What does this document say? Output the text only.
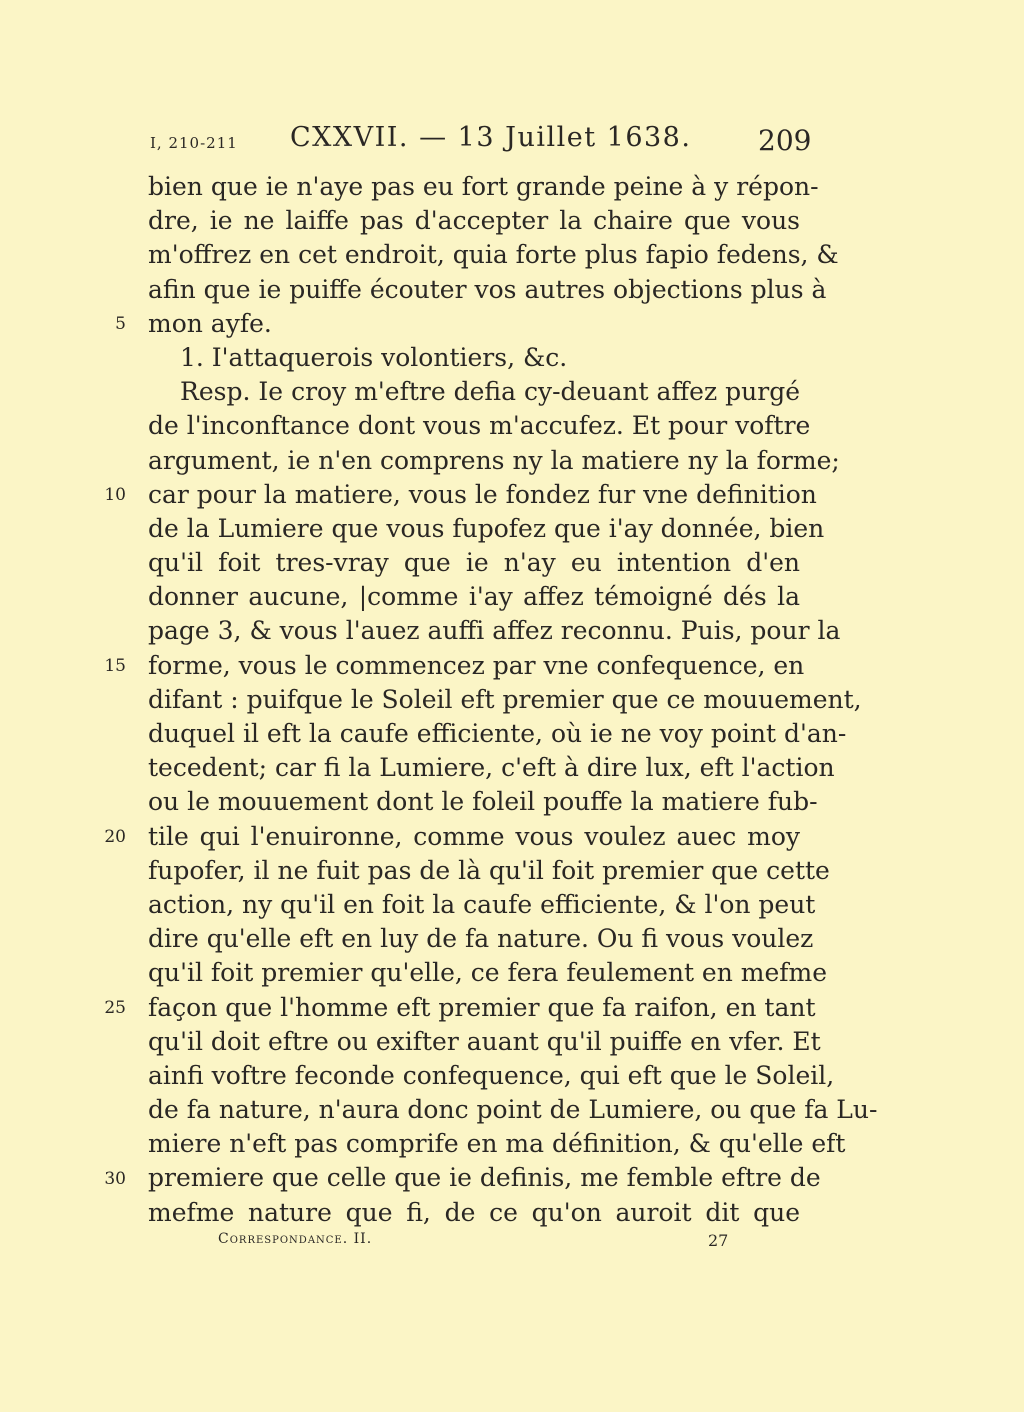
I, 210-211 CXXVII. — 13 Juillet 1638. 209
bien que ie n'aye pas eu fort grande peine à y répon-
dre, ie ne laiffe pas d'accepter la chaire que vous
m'offrez en cet endroit, quia forte plus fapio fedens, &
afin que ie puiffe écouter vos autres objections plus à
mon ayfe.
1. I'attaquerois volontiers, &c.
Resp. Ie croy m'eftre defia cy-deuant affez purgé
de l'inconftance dont vous m'accufez. Et pour voftre
argument, ie n'en comprens ny la matiere ny la forme;
car pour la matiere, vous le fondez fur vne definition
de la Lumiere que vous fupofez que i'ay donnée, bien
qu'il foit tres-vray que ie n'ay eu intention d'en
donner aucune, |comme i'ay affez témoigné dés la
page 3, & vous l'auez auffi affez reconnu. Puis, pour la
forme, vous le commencez par vne confequence, en
difant : puifque le Soleil eft premier que ce mouuement,
duquel il eft la caufe efficiente, où ie ne voy point d'an-
tecedent; car fi la Lumiere, c'eft à dire lux, eft l'action
ou le mouuement dont le foleil pouffe la matiere fub-
tile qui l'enuironne, comme vous voulez auec moy
fupofer, il ne fuit pas de là qu'il foit premier que cette
action, ny qu'il en foit la caufe efficiente, & l'on peut
dire qu'elle eft en luy de fa nature. Ou fi vous voulez
qu'il foit premier qu'elle, ce fera feulement en mefme
façon que l'homme eft premier que fa raifon, en tant
qu'il doit eftre ou exifter auant qu'il puiffe en vfer. Et
ainfi voftre feconde confequence, qui eft que le Soleil,
de fa nature, n'aura donc point de Lumiere, ou que fa Lu-
miere n'eft pas comprife en ma définition, & qu'elle eft
premiere que celle que ie definis, me femble eftre de
mefme nature que fi, de ce qu'on auroit dit que
5
10
15
20
25
30
Correspondance. II.	27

**DIRECTIONS FOR THIS TASK**
Without including any pictures, please restate all the records exactly.

**PROBLEM SOLUTION**
What does this document say? Output the text only.
I, 210-211 CXXVII. — 13 Juillet 1638. 209
bien que ie n'aye pas eu fort grande peine à y répon-
dre, ie ne laiffe pas d'accepter la chaire que vous
m'offrez en cet endroit, quia forte plus fapio fedens, &
afin que ie puiffe écouter vos autres objections plus à
mon ayfe.
1. I'attaquerois volontiers, &c.
Resp. Ie croy m'eftre defia cy-deuant affez purgé
de l'inconftance dont vous m'accufez. Et pour voftre
argument, ie n'en comprens ny la matiere ny la forme;
car pour la matiere, vous le fondez fur vne definition
de la Lumiere que vous fupofez que i'ay donnée, bien
qu'il foit tres-vray que ie n'ay eu intention d'en
donner aucune, |comme i'ay affez témoigné dés la
page 3, & vous l'auez auffi affez reconnu. Puis, pour la
forme, vous le commencez par vne confequence, en
difant : puifque le Soleil eft premier que ce mouuement,
duquel il eft la caufe efficiente, où ie ne voy point d'an-
tecedent; car fi la Lumiere, c'eft à dire lux, eft l'action
ou le mouuement dont le foleil pouffe la matiere fub-
tile qui l'enuironne, comme vous voulez auec moy
fupofer, il ne fuit pas de là qu'il foit premier que cette
action, ny qu'il en foit la caufe efficiente, & l'on peut
dire qu'elle eft en luy de fa nature. Ou fi vous voulez
qu'il foit premier qu'elle, ce fera feulement en mefme
façon que l'homme eft premier que fa raifon, en tant
qu'il doit eftre ou exifter auant qu'il puiffe en vfer. Et
ainfi voftre feconde confequence, qui eft que le Soleil,
de fa nature, n'aura donc point de Lumiere, ou que fa Lu-
miere n'eft pas comprife en ma définition, & qu'elle eft
premiere que celle que ie definis, me femble eftre de
mefme nature que fi, de ce qu'on auroit dit que
5
10
15
20
25
30
Correspondance. II.	27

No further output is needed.